-- The data start --

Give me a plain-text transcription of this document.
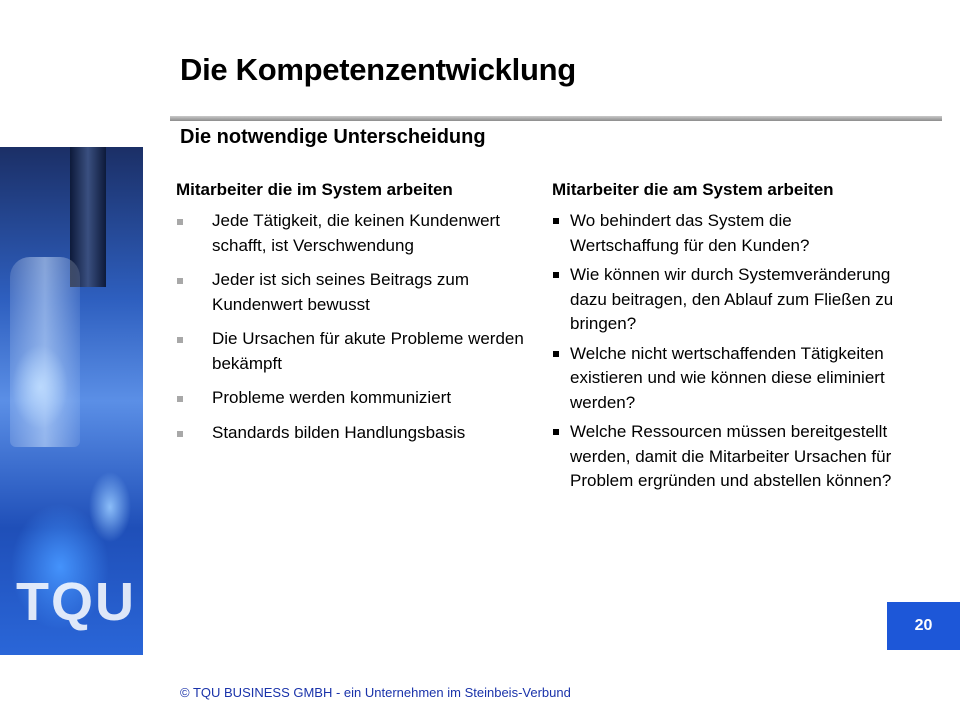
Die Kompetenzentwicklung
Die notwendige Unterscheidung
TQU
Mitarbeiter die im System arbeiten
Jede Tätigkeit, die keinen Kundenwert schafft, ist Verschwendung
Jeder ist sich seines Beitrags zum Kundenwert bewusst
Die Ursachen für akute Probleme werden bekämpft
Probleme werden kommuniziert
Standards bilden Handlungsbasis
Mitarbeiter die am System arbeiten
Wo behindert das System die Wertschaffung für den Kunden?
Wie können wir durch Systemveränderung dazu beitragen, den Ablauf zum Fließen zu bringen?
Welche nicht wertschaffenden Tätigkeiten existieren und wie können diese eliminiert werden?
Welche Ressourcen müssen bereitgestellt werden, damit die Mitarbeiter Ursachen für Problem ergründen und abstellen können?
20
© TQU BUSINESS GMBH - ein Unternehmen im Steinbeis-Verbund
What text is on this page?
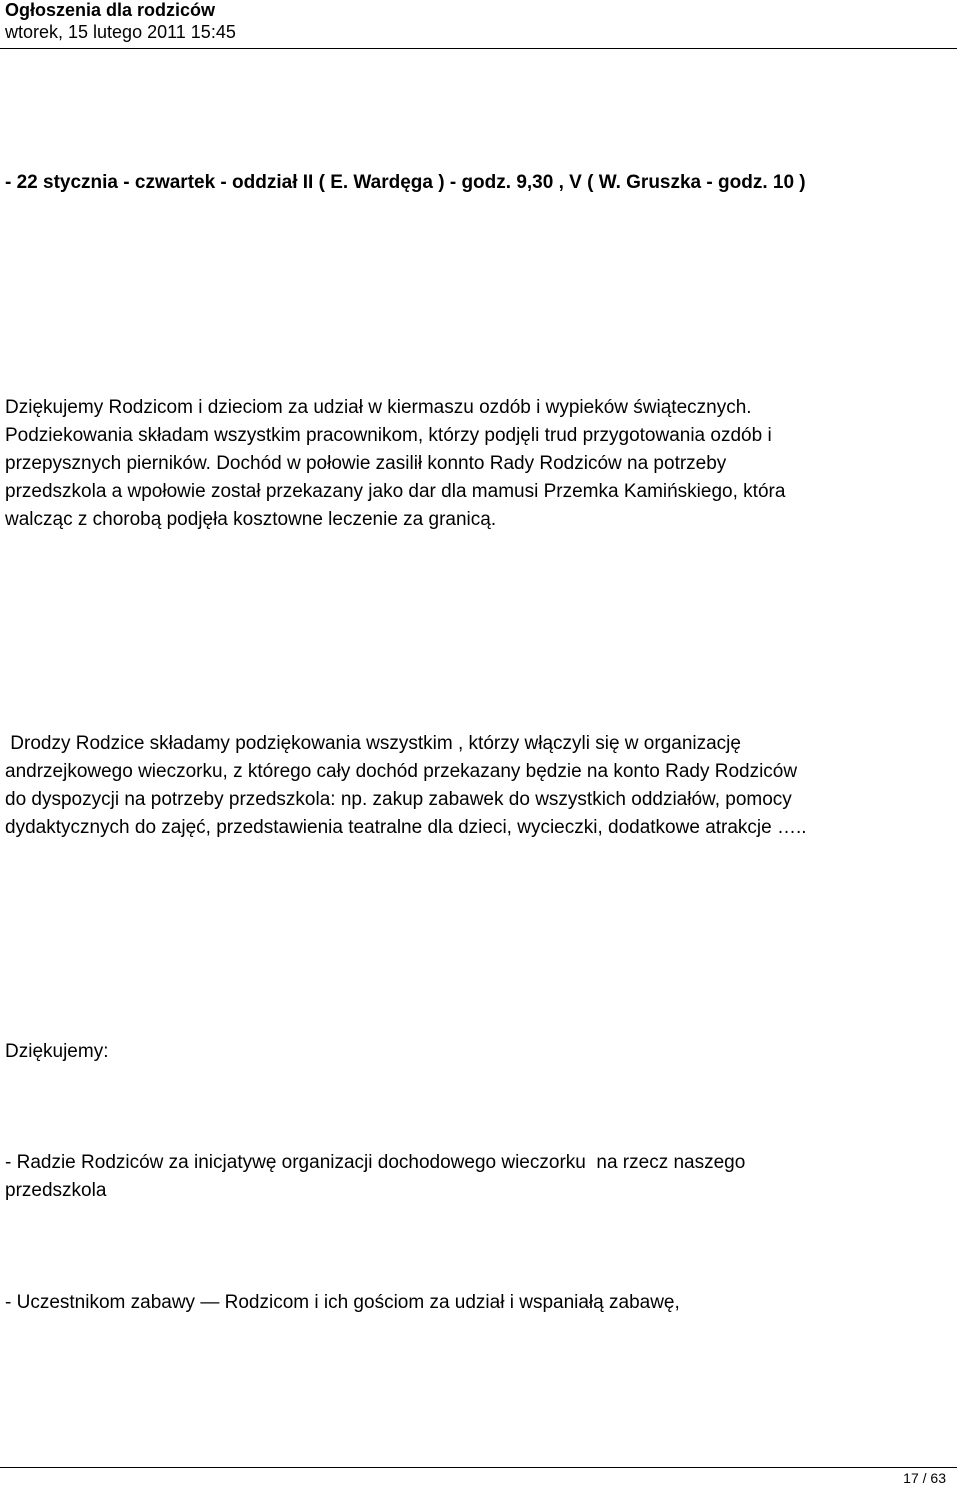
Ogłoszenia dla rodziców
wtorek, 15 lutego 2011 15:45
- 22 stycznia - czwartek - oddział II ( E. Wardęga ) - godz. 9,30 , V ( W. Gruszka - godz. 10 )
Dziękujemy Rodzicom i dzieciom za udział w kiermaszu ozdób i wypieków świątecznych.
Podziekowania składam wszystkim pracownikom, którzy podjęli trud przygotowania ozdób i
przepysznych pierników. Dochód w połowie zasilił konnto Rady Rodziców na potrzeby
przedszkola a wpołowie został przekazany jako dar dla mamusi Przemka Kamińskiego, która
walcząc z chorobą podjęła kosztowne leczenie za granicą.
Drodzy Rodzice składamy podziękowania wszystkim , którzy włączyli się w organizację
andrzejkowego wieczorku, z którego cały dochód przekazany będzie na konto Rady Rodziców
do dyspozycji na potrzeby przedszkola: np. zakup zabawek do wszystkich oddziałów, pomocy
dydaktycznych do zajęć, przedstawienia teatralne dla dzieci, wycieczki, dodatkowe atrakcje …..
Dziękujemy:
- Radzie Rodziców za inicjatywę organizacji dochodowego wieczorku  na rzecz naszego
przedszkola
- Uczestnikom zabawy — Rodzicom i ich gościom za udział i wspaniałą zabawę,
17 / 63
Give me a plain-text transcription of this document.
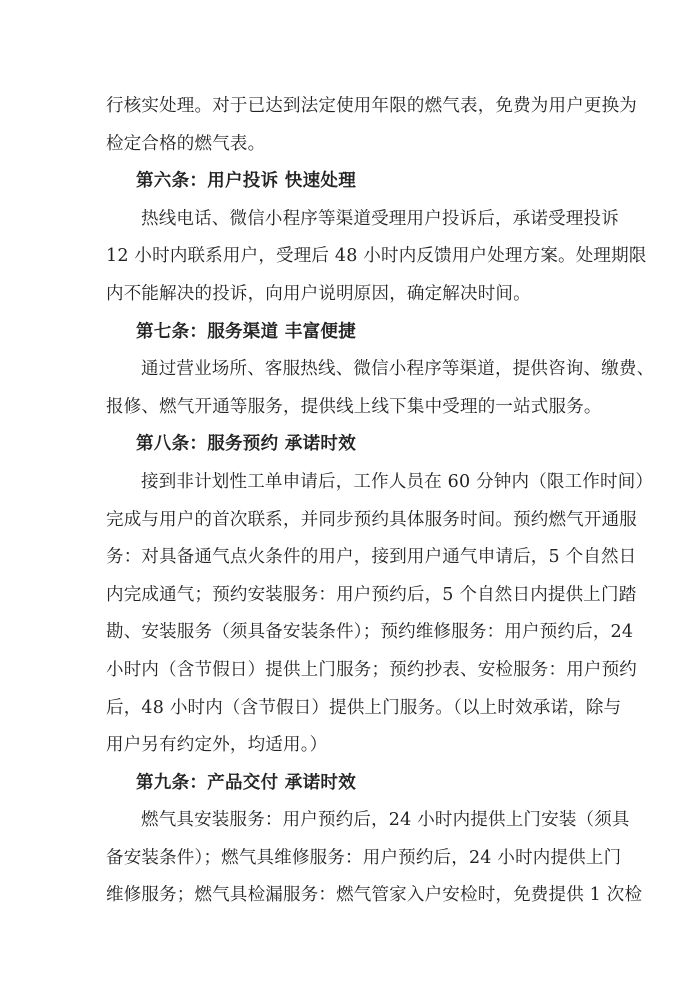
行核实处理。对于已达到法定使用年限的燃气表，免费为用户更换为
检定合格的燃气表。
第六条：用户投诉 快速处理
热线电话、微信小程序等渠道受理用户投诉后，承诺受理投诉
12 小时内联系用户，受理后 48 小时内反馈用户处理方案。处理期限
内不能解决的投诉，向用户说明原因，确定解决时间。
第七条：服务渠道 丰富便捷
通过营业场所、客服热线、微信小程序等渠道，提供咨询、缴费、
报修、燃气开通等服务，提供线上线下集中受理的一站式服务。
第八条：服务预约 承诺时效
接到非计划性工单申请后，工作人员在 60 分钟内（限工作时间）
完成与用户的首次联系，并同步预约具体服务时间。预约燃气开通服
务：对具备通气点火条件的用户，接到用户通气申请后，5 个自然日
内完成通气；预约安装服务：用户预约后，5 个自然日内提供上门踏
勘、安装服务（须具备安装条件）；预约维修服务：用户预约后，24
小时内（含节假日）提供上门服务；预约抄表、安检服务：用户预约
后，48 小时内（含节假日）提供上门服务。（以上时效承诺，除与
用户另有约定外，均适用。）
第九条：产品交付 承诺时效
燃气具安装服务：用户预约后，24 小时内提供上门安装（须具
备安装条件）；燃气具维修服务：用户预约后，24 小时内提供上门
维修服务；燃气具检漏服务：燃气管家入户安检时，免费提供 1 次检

-- The data end --

State the count of lines with the word "Rodzicom" in them, and write nothing else.

2